_Exercise task_:
Extract each line holding the word "color" from the entries.
-------- Task inputs
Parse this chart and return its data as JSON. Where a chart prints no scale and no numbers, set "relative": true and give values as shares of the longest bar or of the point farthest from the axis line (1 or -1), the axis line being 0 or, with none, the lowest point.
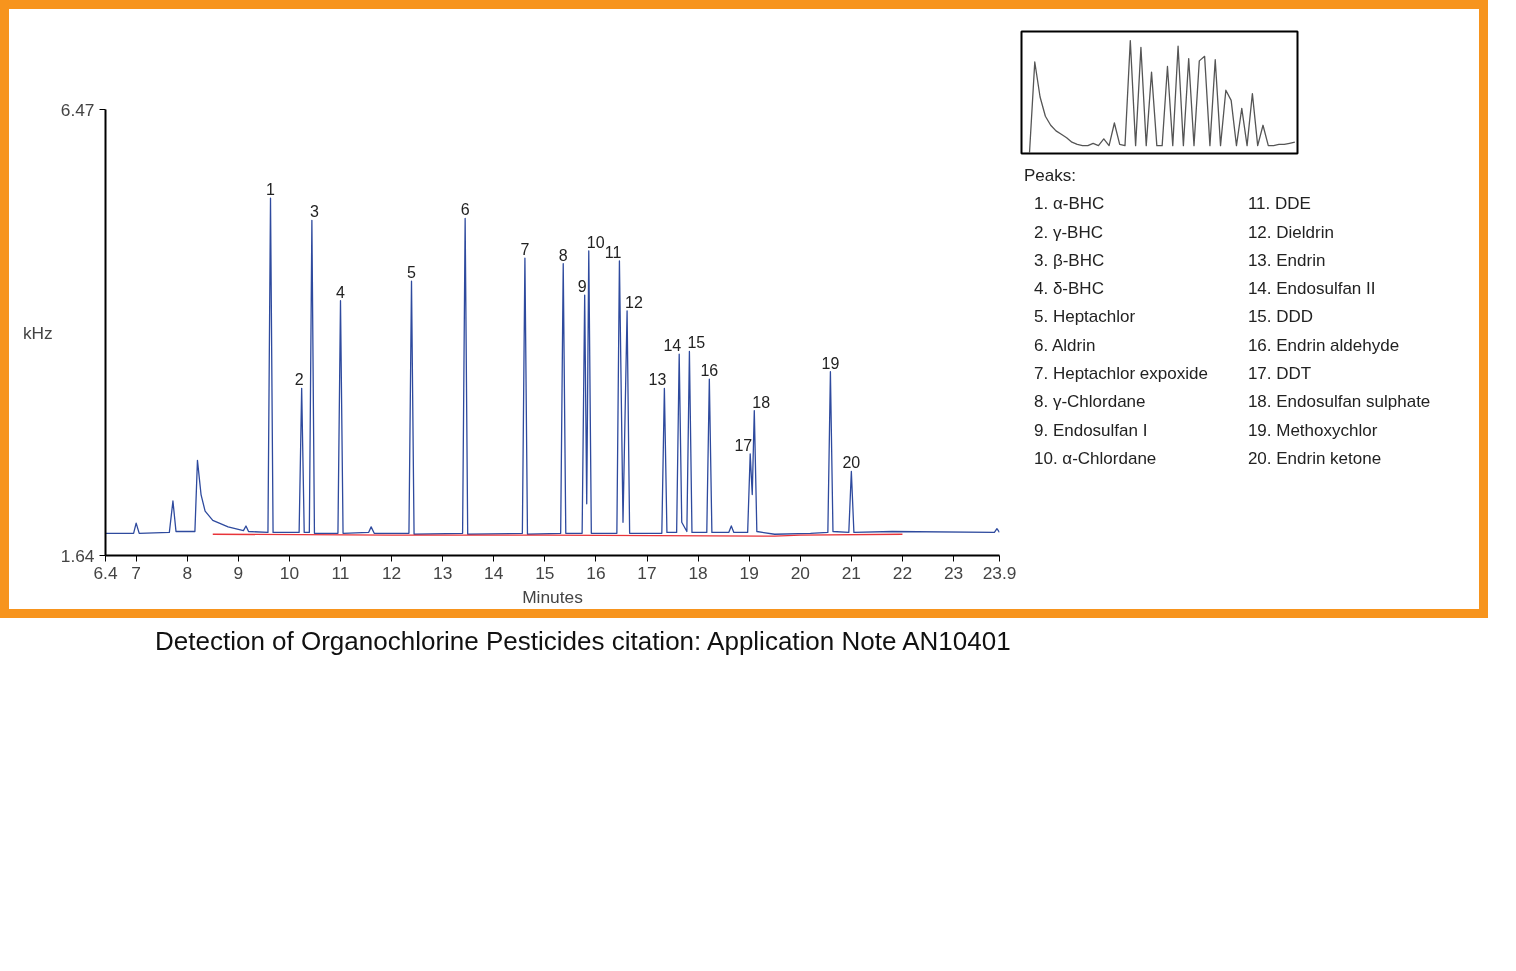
{
  "chart_data": [
    {
      "type": "line",
      "xlabel": "Minutes",
      "ylabel": "kHz",
      "xlim": [
        6.4,
        23.9
      ],
      "ylim": [
        1.64,
        6.47
      ],
      "xticks": [
        6.4,
        7,
        8,
        9,
        10,
        11,
        12,
        13,
        14,
        15,
        16,
        17,
        18,
        19,
        20,
        21,
        22,
        23,
        23.9
      ],
      "yticks": [
        1.64,
        6.47
      ],
      "series": [
        {
          "color": "#2e4a9e",
          "x": [
            6.4,
            6.95,
            7.0,
            7.06,
            7.65,
            7.72,
            7.78,
            8.15,
            8.2,
            8.27,
            8.35,
            8.5,
            8.8,
            9.1,
            9.15,
            9.2,
            9.58,
            9.63,
            9.68,
            10.19,
            10.24,
            10.29,
            10.39,
            10.44,
            10.49,
            10.95,
            11.0,
            11.05,
            11.55,
            11.6,
            11.66,
            12.34,
            12.39,
            12.44,
            13.39,
            13.44,
            13.49,
            14.56,
            14.61,
            14.66,
            15.31,
            15.36,
            15.41,
            15.73,
            15.78,
            15.82,
            15.86,
            15.91,
            16.41,
            16.46,
            16.53,
            16.61,
            16.66,
            17.29,
            17.34,
            17.39,
            17.58,
            17.63,
            17.68,
            17.78,
            17.83,
            17.88,
            18.17,
            18.22,
            18.27,
            18.6,
            18.65,
            18.7,
            18.97,
            19.02,
            19.06,
            19.1,
            19.15,
            19.5,
            20.2,
            20.54,
            20.59,
            20.64,
            20.95,
            21.0,
            21.05,
            21.8,
            23.8,
            23.85,
            23.9
          ],
          "values": [
            1.88,
            1.88,
            1.99,
            1.88,
            1.89,
            2.23,
            1.9,
            1.9,
            2.67,
            2.3,
            2.12,
            2.02,
            1.95,
            1.91,
            1.96,
            1.9,
            1.89,
            5.51,
            1.89,
            1.89,
            3.45,
            1.89,
            1.89,
            5.27,
            1.88,
            1.88,
            4.4,
            1.88,
            1.89,
            1.95,
            1.88,
            1.88,
            4.61,
            1.87,
            1.88,
            5.29,
            1.87,
            1.88,
            4.86,
            1.87,
            1.88,
            4.8,
            1.88,
            1.88,
            4.46,
            2.2,
            4.94,
            1.88,
            1.88,
            4.83,
            2.0,
            4.29,
            1.88,
            1.88,
            3.45,
            1.89,
            1.89,
            3.82,
            2.0,
            1.9,
            3.85,
            1.89,
            1.89,
            3.55,
            1.89,
            1.89,
            1.96,
            1.89,
            1.89,
            2.74,
            2.3,
            3.21,
            1.9,
            1.87,
            1.88,
            1.89,
            3.63,
            1.9,
            1.89,
            2.55,
            1.89,
            1.9,
            1.89,
            1.93,
            1.89
          ]
        },
        {
          "color": "#e8343a",
          "x": [
            8.5,
            12,
            15,
            19.5,
            20,
            22
          ],
          "values": [
            1.87,
            1.86,
            1.86,
            1.85,
            1.86,
            1.87
          ]
        }
      ],
      "annotations": [
        {
          "text": "1",
          "x": 9.63,
          "y": 5.51
        },
        {
          "text": "2",
          "x": 10.24,
          "y": 3.45
        },
        {
          "text": "3",
          "x": 10.44,
          "y": 5.27
        },
        {
          "text": "4",
          "x": 11.0,
          "y": 4.4
        },
        {
          "text": "5",
          "x": 12.39,
          "y": 4.61
        },
        {
          "text": "6",
          "x": 13.44,
          "y": 5.29
        },
        {
          "text": "7",
          "x": 14.61,
          "y": 4.86
        },
        {
          "text": "8",
          "x": 15.36,
          "y": 4.8
        },
        {
          "text": "9",
          "x": 15.78,
          "y": 4.46
        },
        {
          "text": "10",
          "x": 15.86,
          "y": 4.94
        },
        {
          "text": "11",
          "x": 16.46,
          "y": 4.83
        },
        {
          "text": "12",
          "x": 16.61,
          "y": 4.29
        },
        {
          "text": "13",
          "x": 17.34,
          "y": 3.45
        },
        {
          "text": "14",
          "x": 17.63,
          "y": 3.82
        },
        {
          "text": "15",
          "x": 17.83,
          "y": 3.85
        },
        {
          "text": "16",
          "x": 18.22,
          "y": 3.55
        },
        {
          "text": "17",
          "x": 19.02,
          "y": 2.74
        },
        {
          "text": "18",
          "x": 19.1,
          "y": 3.21
        },
        {
          "text": "19",
          "x": 20.59,
          "y": 3.63
        },
        {
          "text": "20",
          "x": 21.0,
          "y": 2.55
        },
        "Peaks:",
        "1. α-BHC",
        "2. γ-BHC",
        "3. β-BHC",
        "4. δ-BHC",
        "5. Heptachlor",
        "6. Aldrin",
        "7. Heptachlor expoxide",
        "8. γ-Chlordane",
        "9. Endosulfan I",
        "10. α-Chlordane",
        "11. DDE",
        "12. Dieldrin",
        "13. Endrin",
        "14. Endosulfan II",
        "15. DDD",
        "16. Endrin aldehyde",
        "17. DDT",
        "18. Endosulfan sulphate",
        "19. Methoxychlor",
        "20. Endrin ketone",
        "Detection of Organochlorine Pesticides citation: Application Note AN10401"
      ]
    },
    {
      "type": "line",
      "relative": true,
      "categories": [
        null,
        null,
        null,
        null,
        null,
        null,
        null,
        null,
        null,
        null,
        null,
        null,
        null,
        null,
        null,
        null,
        null,
        null,
        null,
        null,
        null,
        null,
        null,
        null,
        null,
        null,
        null,
        null,
        null,
        null,
        null,
        null,
        null,
        null,
        null,
        null,
        null,
        null,
        null,
        null,
        null,
        null,
        null,
        null,
        null,
        null,
        null,
        null,
        null,
        null,
        null,
        null
      ],
      "values": [
        0,
        0,
        0.81,
        0.5,
        0.33,
        0.25,
        0.2,
        0.17,
        0.14,
        0.1,
        0.08,
        0.07,
        0.07,
        0.09,
        0.07,
        0.13,
        0.07,
        0.27,
        0.08,
        0.07,
        1.0,
        0.07,
        0.94,
        0.07,
        0.72,
        0.07,
        0.07,
        0.77,
        0.07,
        0.95,
        0.07,
        0.84,
        0.07,
        0.82,
        0.86,
        0.07,
        0.83,
        0.07,
        0.56,
        0.47,
        0.07,
        0.4,
        0.07,
        0.53,
        0.07,
        0.25,
        0.07,
        0.07,
        0.08,
        0.08,
        0.09,
        0.1
      ],
      "color": "#555555"
    }
  ]
}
----------------
_Result_:
          "color": "#2e4a9e",
          "color": "#e8343a",
      "color": "#555555"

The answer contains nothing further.